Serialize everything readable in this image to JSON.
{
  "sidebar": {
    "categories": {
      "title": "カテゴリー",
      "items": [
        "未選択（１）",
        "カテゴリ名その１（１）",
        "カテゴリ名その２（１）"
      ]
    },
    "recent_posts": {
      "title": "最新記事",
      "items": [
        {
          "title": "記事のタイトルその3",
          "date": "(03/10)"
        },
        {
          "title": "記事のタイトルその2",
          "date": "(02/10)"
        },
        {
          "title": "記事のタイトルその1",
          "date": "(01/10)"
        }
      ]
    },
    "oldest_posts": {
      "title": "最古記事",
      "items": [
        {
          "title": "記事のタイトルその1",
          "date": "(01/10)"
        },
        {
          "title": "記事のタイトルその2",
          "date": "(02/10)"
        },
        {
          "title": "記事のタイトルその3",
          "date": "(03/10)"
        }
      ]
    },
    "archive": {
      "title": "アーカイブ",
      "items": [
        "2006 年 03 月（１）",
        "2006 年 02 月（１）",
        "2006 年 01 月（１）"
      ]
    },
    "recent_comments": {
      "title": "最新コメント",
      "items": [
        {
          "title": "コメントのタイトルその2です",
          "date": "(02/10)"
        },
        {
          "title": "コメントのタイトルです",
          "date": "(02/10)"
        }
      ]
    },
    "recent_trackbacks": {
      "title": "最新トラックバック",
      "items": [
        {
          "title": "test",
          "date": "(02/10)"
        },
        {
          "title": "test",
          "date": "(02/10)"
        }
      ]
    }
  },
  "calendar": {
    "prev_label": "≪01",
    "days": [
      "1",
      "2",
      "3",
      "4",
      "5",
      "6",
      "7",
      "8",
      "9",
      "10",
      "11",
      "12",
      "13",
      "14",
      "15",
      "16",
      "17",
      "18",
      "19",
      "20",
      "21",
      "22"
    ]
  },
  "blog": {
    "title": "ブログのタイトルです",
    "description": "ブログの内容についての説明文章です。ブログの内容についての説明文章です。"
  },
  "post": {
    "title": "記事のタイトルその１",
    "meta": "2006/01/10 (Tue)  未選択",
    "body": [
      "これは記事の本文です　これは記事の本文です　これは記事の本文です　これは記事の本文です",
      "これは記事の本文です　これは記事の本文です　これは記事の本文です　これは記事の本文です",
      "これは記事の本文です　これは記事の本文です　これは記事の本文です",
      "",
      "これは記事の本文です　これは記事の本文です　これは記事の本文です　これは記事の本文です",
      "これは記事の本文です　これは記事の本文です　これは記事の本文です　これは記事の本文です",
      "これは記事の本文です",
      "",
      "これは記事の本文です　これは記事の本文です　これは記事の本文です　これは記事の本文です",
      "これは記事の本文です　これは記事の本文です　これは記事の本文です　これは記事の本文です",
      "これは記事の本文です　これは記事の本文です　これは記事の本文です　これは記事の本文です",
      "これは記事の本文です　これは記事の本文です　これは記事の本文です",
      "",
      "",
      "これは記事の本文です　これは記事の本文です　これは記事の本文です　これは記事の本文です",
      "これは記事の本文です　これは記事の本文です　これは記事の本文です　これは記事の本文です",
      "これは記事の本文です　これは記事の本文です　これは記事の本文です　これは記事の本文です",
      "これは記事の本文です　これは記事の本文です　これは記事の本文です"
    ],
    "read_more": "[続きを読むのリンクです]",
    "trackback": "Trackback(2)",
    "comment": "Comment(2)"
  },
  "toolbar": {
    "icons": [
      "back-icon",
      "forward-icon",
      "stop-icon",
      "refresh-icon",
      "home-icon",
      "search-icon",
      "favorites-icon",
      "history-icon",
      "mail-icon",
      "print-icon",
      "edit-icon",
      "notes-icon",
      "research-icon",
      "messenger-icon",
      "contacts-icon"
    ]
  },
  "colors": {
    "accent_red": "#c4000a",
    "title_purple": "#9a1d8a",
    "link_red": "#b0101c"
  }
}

#### Problem details:
Extract all of the data shown above and repeat it verbatim.

#### Response to this exercise:
Serialize everything readable in this image to JSON.
{
  "sidebar": {
    "categories": {
      "title": "カテゴリー",
      "items": [
        "未選択（１）",
        "カテゴリ名その１（１）",
        "カテゴリ名その２（１）"
      ]
    },
    "recent_posts": {
      "title": "最新記事",
      "items": [
        {
          "title": "記事のタイトルその3",
          "date": "(03/10)"
        },
        {
          "title": "記事のタイトルその2",
          "date": "(02/10)"
        },
        {
          "title": "記事のタイトルその1",
          "date": "(01/10)"
        }
      ]
    },
    "oldest_posts": {
      "title": "最古記事",
      "items": [
        {
          "title": "記事のタイトルその1",
          "date": "(01/10)"
        },
        {
          "title": "記事のタイトルその2",
          "date": "(02/10)"
        },
        {
          "title": "記事のタイトルその3",
          "date": "(03/10)"
        }
      ]
    },
    "archive": {
      "title": "アーカイブ",
      "items": [
        "2006 年 03 月（１）",
        "2006 年 02 月（１）",
        "2006 年 01 月（１）"
      ]
    },
    "recent_comments": {
      "title": "最新コメント",
      "items": [
        {
          "title": "コメントのタイトルその2です",
          "date": "(02/10)"
        },
        {
          "title": "コメントのタイトルです",
          "date": "(02/10)"
        }
      ]
    },
    "recent_trackbacks": {
      "title": "最新トラックバック",
      "items": [
        {
          "title": "test",
          "date": "(02/10)"
        },
        {
          "title": "test",
          "date": "(02/10)"
        }
      ]
    }
  },
  "calendar": {
    "prev_label": "≪01",
    "days": [
      "1",
      "2",
      "3",
      "4",
      "5",
      "6",
      "7",
      "8",
      "9",
      "10",
      "11",
      "12",
      "13",
      "14",
      "15",
      "16",
      "17",
      "18",
      "19",
      "20",
      "21",
      "22"
    ]
  },
  "blog": {
    "title": "ブログのタイトルです",
    "description": "ブログの内容についての説明文章です。ブログの内容についての説明文章です。"
  },
  "post": {
    "title": "記事のタイトルその１",
    "meta": "2006/01/10 (Tue)  未選択",
    "body": [
      "これは記事の本文です　これは記事の本文です　これは記事の本文です　これは記事の本文です",
      "これは記事の本文です　これは記事の本文です　これは記事の本文です　これは記事の本文です",
      "これは記事の本文です　これは記事の本文です　これは記事の本文です",
      "",
      "これは記事の本文です　これは記事の本文です　これは記事の本文です　これは記事の本文です",
      "これは記事の本文です　これは記事の本文です　これは記事の本文です　これは記事の本文です",
      "これは記事の本文です",
      "",
      "これは記事の本文です　これは記事の本文です　これは記事の本文です　これは記事の本文です",
      "これは記事の本文です　これは記事の本文です　これは記事の本文です　これは記事の本文です",
      "これは記事の本文です　これは記事の本文です　これは記事の本文です　これは記事の本文です",
      "これは記事の本文です　これは記事の本文です　これは記事の本文です",
      "",
      "",
      "これは記事の本文です　これは記事の本文です　これは記事の本文です　これは記事の本文です",
      "これは記事の本文です　これは記事の本文です　これは記事の本文です　これは記事の本文です",
      "これは記事の本文です　これは記事の本文です　これは記事の本文です　これは記事の本文です",
      "これは記事の本文です　これは記事の本文です　これは記事の本文です"
    ],
    "read_more": "[続きを読むのリンクです]",
    "trackback": "Trackback(2)",
    "comment": "Comment(2)"
  },
  "toolbar": {
    "icons": [
      "back-icon",
      "forward-icon",
      "stop-icon",
      "refresh-icon",
      "home-icon",
      "search-icon",
      "favorites-icon",
      "history-icon",
      "mail-icon",
      "print-icon",
      "edit-icon",
      "notes-icon",
      "research-icon",
      "messenger-icon",
      "contacts-icon"
    ]
  },
  "colors": {
    "accent_red": "#c4000a",
    "title_purple": "#9a1d8a",
    "link_red": "#b0101c"
  }
}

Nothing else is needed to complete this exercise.